# [TASK TO CARRY OUT]
Search the material for the word "adjusted" and report each line where it turns up.

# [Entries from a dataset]

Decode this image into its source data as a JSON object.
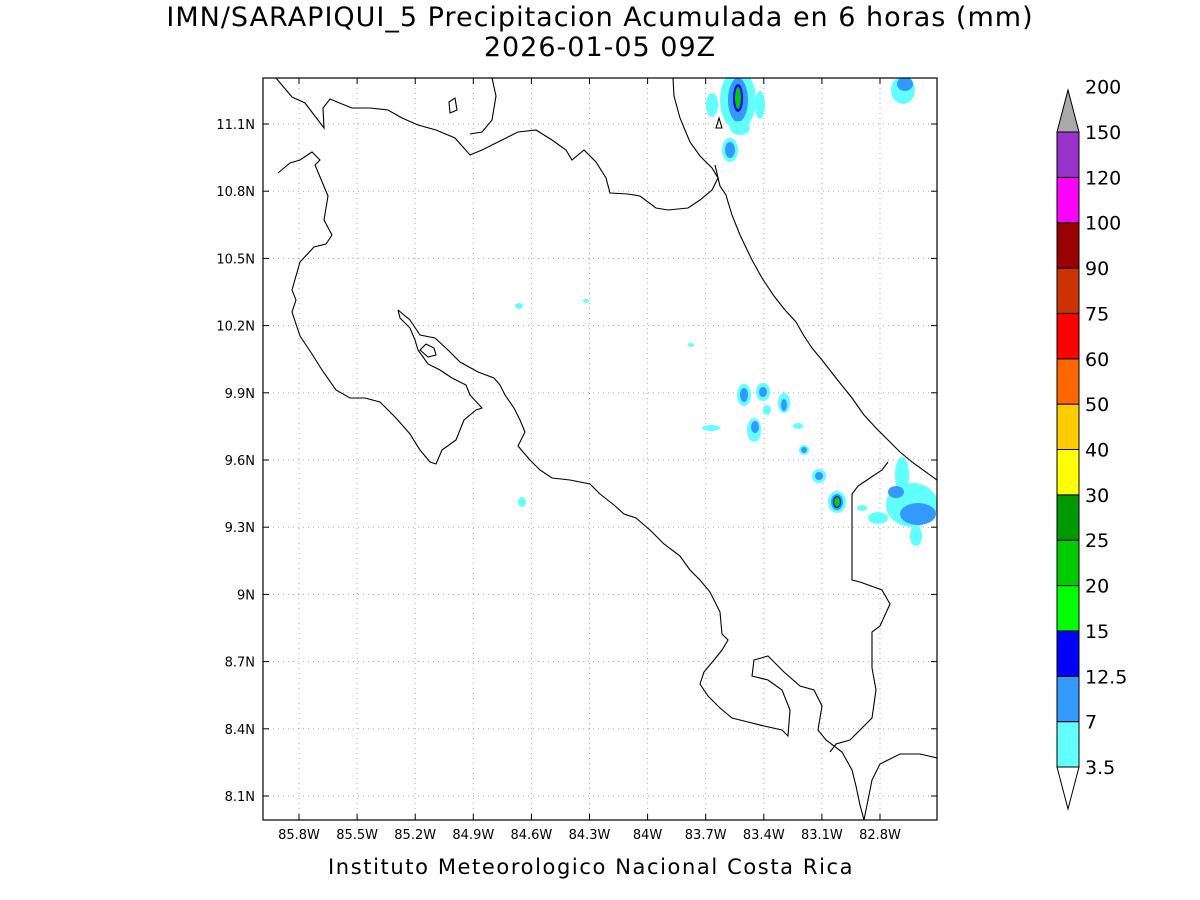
{
  "title": {
    "line1": "IMN/SARAPIQUI_5 Precipitacion Acumulada en 6 horas (mm)",
    "line2": "2026-01-05 09Z"
  },
  "footer": "Instituto Meteorologico Nacional Costa Rica",
  "axes": {
    "lat_ticks": [
      "11.1N",
      "10.8N",
      "10.5N",
      "10.2N",
      "9.9N",
      "9.6N",
      "9.3N",
      "9N",
      "8.7N",
      "8.4N",
      "8.1N"
    ],
    "lon_ticks": [
      "85.8W",
      "85.5W",
      "85.2W",
      "84.9W",
      "84.6W",
      "84.3W",
      "84W",
      "83.7W",
      "83.4W",
      "83.1W",
      "82.8W"
    ]
  },
  "colorbar": {
    "labels": [
      "3.5",
      "7",
      "12.5",
      "15",
      "20",
      "25",
      "30",
      "40",
      "50",
      "60",
      "75",
      "90",
      "100",
      "120",
      "150",
      "200"
    ],
    "colors": [
      "#62ffff",
      "#3399ff",
      "#0000ff",
      "#00ff00",
      "#00cc00",
      "#009900",
      "#ffff00",
      "#ffcc00",
      "#ff6600",
      "#ff0000",
      "#cc3300",
      "#990000",
      "#ff00ff",
      "#9933cc",
      "#f5f5f5",
      "#aaaaaa"
    ]
  }
}
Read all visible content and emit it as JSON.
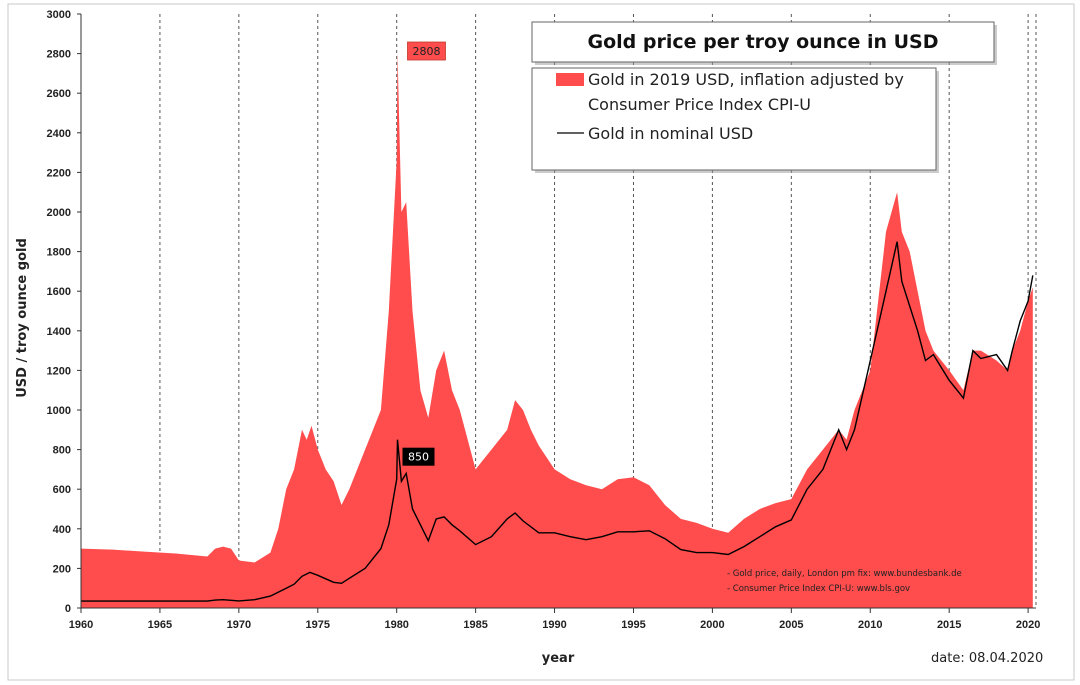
{
  "chart_data": {
    "type": "area",
    "title": "Gold price per troy ounce in USD",
    "xlabel": "year",
    "ylabel": "USD / troy ounce gold",
    "xlim": [
      1960,
      2020.5
    ],
    "ylim": [
      0,
      3000
    ],
    "x_ticks": [
      "1960",
      "1965",
      "1970",
      "1975",
      "1980",
      "1985",
      "1990",
      "1995",
      "2000",
      "2005",
      "2010",
      "2015",
      "2020"
    ],
    "y_ticks": [
      "0",
      "200",
      "400",
      "600",
      "800",
      "1000",
      "1200",
      "1400",
      "1600",
      "1800",
      "2000",
      "2200",
      "2400",
      "2600",
      "2800",
      "3000"
    ],
    "grid": "vertical dashed",
    "legend_position": "top-right",
    "colors": {
      "inflation_area": "#ff4c4c",
      "nominal_line": "#000000",
      "plot_bg": "#ffffff"
    },
    "series": [
      {
        "name": "Gold in 2019 USD, inflation adjusted by Consumer Price Index CPI-U",
        "kind": "area",
        "x": [
          1960,
          1962,
          1964,
          1966,
          1968,
          1968.5,
          1969,
          1969.5,
          1970,
          1971,
          1972,
          1972.5,
          1973,
          1973.5,
          1974,
          1974.3,
          1974.6,
          1975,
          1975.5,
          1976,
          1976.5,
          1977,
          1978,
          1979,
          1979.5,
          1980,
          1980.05,
          1980.3,
          1980.6,
          1981,
          1981.5,
          1982,
          1982.5,
          1983,
          1983.5,
          1984,
          1985,
          1986,
          1987,
          1987.5,
          1988,
          1988.5,
          1989,
          1990,
          1991,
          1992,
          1993,
          1994,
          1995,
          1996,
          1997,
          1998,
          1999,
          2000,
          2001,
          2002,
          2003,
          2004,
          2005,
          2006,
          2007,
          2008,
          2008.5,
          2009,
          2010,
          2011,
          2011.7,
          2012,
          2012.5,
          2013,
          2013.5,
          2014,
          2015,
          2015.9,
          2016.5,
          2017,
          2018,
          2018.7,
          2019,
          2019.5,
          2020,
          2020.3
        ],
        "values": [
          300,
          295,
          285,
          275,
          260,
          300,
          310,
          300,
          240,
          230,
          280,
          400,
          600,
          700,
          900,
          850,
          920,
          800,
          700,
          640,
          520,
          600,
          800,
          1000,
          1500,
          2260,
          2808,
          2000,
          2050,
          1500,
          1100,
          960,
          1200,
          1300,
          1100,
          1000,
          700,
          800,
          900,
          1050,
          1000,
          900,
          820,
          700,
          650,
          620,
          600,
          650,
          660,
          620,
          520,
          450,
          430,
          400,
          380,
          450,
          500,
          530,
          550,
          700,
          800,
          900,
          850,
          1000,
          1200,
          1900,
          2100,
          1900,
          1800,
          1600,
          1400,
          1300,
          1200,
          1100,
          1300,
          1300,
          1250,
          1200,
          1300,
          1400,
          1550,
          1620
        ]
      },
      {
        "name": "Gold in nominal USD",
        "kind": "line",
        "x": [
          1960,
          1962,
          1964,
          1966,
          1968,
          1968.5,
          1969,
          1970,
          1971,
          1972,
          1973,
          1973.5,
          1974,
          1974.5,
          1975,
          1976,
          1976.5,
          1977,
          1978,
          1979,
          1979.5,
          1980,
          1980.05,
          1980.3,
          1980.6,
          1981,
          1981.5,
          1982,
          1982.5,
          1983,
          1983.5,
          1984,
          1985,
          1986,
          1987,
          1987.5,
          1988,
          1989,
          1990,
          1991,
          1992,
          1993,
          1994,
          1995,
          1996,
          1997,
          1998,
          1999,
          2000,
          2001,
          2002,
          2003,
          2004,
          2005,
          2006,
          2007,
          2008,
          2008.5,
          2009,
          2010,
          2011,
          2011.7,
          2012,
          2013,
          2013.5,
          2014,
          2015,
          2015.9,
          2016.5,
          2017,
          2018,
          2018.7,
          2019,
          2019.5,
          2020,
          2020.3
        ],
        "values": [
          35,
          35,
          35,
          35,
          35,
          40,
          42,
          36,
          42,
          60,
          100,
          120,
          160,
          180,
          165,
          130,
          125,
          150,
          200,
          300,
          420,
          650,
          850,
          640,
          680,
          500,
          420,
          340,
          450,
          460,
          420,
          390,
          320,
          360,
          450,
          480,
          440,
          380,
          380,
          360,
          345,
          360,
          385,
          385,
          390,
          350,
          295,
          280,
          280,
          270,
          310,
          360,
          410,
          445,
          600,
          700,
          900,
          800,
          900,
          1250,
          1600,
          1850,
          1650,
          1400,
          1250,
          1280,
          1150,
          1060,
          1300,
          1260,
          1280,
          1200,
          1300,
          1450,
          1550,
          1680
        ]
      }
    ],
    "annotations": [
      {
        "label": "2808",
        "x": 1980.05,
        "y": 2808
      },
      {
        "label": "850",
        "x": 1980.05,
        "y": 850
      }
    ],
    "legend": {
      "area_label_line1": "Gold in 2019 USD, inflation adjusted by",
      "area_label_line2": "Consumer Price Index CPI-U",
      "line_label": "Gold in nominal USD"
    },
    "sources": [
      "- Gold price, daily, London pm fix: www.bundesbank.de",
      "- Consumer Price Index CPI-U: www.bls.gov"
    ],
    "date_note": "date: 08.04.2020"
  }
}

# [THE ANSWER]
        "name": "Gold in 2019 USD, inflation adjusted by Consumer Price Index CPI-U",
      "area_label_line1": "Gold in 2019 USD, inflation adjusted by",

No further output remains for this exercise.